━━━ Given information

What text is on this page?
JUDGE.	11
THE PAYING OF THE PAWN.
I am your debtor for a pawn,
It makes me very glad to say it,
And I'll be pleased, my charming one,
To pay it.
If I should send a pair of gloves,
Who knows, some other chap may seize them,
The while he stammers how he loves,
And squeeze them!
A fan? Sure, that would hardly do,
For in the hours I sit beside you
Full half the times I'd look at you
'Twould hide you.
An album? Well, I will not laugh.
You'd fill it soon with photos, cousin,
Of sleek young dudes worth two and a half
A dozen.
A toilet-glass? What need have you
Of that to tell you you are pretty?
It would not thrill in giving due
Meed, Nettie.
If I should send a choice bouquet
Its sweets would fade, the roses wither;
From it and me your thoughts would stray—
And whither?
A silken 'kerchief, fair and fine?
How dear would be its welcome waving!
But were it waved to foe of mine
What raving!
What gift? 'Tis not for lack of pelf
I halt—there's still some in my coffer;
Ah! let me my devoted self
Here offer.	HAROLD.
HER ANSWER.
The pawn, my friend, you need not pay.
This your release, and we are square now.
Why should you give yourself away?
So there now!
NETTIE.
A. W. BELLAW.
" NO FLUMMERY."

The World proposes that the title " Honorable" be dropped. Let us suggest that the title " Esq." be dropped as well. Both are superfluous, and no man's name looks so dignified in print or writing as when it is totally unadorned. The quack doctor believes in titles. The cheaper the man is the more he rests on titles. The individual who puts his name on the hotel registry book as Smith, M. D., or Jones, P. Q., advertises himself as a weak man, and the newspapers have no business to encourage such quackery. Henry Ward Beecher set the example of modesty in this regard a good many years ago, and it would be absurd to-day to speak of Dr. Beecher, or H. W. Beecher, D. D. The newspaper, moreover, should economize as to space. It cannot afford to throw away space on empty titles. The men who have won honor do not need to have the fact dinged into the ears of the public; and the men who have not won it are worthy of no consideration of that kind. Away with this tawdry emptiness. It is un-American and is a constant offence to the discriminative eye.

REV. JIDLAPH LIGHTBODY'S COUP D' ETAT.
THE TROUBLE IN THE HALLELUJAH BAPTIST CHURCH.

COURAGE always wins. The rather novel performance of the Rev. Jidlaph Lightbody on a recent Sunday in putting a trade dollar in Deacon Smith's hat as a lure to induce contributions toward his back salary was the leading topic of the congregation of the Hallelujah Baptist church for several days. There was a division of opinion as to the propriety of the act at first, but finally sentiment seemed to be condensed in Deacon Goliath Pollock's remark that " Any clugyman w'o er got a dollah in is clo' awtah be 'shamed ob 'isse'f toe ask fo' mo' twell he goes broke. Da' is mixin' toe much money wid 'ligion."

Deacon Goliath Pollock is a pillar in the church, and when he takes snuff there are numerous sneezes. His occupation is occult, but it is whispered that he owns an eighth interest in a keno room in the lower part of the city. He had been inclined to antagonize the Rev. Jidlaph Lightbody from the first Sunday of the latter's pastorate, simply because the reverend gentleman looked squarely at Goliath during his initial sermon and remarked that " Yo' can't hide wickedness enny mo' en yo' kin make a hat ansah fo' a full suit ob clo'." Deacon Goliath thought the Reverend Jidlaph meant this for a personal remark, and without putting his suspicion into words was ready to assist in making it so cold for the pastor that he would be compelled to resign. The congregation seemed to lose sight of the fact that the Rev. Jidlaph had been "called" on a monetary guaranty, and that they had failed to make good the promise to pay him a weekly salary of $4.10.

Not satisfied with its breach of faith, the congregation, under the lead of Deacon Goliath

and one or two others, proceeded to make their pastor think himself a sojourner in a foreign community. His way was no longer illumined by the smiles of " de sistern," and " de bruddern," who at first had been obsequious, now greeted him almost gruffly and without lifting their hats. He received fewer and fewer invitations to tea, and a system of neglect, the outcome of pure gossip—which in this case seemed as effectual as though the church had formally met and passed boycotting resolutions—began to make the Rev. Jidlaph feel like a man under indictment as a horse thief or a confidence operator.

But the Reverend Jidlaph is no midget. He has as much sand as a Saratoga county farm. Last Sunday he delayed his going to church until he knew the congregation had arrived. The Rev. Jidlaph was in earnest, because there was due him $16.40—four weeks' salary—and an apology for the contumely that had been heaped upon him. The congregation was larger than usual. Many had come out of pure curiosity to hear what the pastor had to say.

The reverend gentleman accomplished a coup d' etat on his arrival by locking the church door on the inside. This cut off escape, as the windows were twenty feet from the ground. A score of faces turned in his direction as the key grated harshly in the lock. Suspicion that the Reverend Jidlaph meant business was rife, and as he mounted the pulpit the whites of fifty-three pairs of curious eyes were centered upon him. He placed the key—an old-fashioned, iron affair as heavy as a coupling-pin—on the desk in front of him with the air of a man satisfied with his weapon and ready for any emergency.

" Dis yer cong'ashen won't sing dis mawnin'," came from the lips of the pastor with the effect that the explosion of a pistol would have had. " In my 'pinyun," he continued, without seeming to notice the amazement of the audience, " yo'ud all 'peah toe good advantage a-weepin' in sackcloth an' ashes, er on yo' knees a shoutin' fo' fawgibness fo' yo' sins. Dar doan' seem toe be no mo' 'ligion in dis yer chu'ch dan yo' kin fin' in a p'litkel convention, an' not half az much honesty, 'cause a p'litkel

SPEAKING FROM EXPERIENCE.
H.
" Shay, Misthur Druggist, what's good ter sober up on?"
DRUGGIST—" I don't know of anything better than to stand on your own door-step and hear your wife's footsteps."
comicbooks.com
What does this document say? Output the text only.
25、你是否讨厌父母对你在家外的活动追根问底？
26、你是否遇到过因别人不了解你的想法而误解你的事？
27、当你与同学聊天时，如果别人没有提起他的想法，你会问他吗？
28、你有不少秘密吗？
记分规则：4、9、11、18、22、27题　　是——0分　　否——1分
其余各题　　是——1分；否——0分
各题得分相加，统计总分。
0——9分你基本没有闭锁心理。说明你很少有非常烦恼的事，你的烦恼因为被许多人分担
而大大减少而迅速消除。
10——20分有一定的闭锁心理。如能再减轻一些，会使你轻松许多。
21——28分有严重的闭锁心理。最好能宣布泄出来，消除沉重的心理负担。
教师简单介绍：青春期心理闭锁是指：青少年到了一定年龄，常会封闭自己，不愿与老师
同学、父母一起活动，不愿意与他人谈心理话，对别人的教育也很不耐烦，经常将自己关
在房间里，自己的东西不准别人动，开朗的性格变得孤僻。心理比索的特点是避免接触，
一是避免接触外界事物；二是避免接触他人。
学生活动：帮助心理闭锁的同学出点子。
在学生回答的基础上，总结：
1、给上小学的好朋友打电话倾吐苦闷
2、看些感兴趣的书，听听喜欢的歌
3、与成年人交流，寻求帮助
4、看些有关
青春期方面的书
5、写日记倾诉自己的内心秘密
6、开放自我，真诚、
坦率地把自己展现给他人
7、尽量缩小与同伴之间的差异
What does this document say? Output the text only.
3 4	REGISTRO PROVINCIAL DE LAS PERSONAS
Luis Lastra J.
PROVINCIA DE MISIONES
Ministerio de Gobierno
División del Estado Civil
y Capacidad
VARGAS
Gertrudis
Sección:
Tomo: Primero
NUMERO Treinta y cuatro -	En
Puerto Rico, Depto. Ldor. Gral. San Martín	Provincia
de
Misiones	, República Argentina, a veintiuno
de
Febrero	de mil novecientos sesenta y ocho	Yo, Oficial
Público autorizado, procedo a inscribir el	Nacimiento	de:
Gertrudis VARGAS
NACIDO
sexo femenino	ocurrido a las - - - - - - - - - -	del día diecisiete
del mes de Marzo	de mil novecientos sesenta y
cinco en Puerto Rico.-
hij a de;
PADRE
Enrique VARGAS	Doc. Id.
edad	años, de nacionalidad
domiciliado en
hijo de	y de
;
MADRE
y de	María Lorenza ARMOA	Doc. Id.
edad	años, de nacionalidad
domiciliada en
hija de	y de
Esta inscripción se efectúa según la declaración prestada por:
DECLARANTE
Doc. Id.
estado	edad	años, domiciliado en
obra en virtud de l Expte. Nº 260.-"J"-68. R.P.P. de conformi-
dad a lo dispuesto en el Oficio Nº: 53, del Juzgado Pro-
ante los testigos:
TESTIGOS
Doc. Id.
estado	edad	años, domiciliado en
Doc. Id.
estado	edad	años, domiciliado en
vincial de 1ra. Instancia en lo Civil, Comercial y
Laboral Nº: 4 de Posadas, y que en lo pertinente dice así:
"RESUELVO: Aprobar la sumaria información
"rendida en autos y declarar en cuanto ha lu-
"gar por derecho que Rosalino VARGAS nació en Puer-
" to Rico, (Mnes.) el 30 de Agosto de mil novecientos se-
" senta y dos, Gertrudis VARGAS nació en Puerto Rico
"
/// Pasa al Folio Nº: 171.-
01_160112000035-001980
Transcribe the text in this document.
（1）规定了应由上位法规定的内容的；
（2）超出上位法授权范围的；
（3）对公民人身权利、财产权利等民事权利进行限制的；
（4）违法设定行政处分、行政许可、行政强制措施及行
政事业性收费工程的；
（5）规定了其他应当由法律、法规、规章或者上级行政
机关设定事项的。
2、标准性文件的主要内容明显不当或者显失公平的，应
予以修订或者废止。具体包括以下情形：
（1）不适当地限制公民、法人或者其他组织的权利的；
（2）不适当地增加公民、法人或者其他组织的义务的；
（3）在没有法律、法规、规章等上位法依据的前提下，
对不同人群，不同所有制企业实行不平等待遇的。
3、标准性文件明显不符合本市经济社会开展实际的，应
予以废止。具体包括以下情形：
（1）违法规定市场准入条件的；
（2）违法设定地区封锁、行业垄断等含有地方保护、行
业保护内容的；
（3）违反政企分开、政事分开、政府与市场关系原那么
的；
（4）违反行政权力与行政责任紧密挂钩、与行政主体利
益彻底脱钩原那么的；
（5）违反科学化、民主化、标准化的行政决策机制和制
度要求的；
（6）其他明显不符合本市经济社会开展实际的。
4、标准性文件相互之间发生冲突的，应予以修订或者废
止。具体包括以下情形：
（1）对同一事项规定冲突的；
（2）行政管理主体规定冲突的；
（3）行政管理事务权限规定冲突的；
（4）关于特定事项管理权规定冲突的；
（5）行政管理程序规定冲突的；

━━━━━━

**Your goal**
Scan the material above. Copy each line where "text" occurs.

**Response to the exercise**
What text is on this page?
What does this document say? Output the text only.
What does this document say? Output the text only.
Transcribe the text in this document.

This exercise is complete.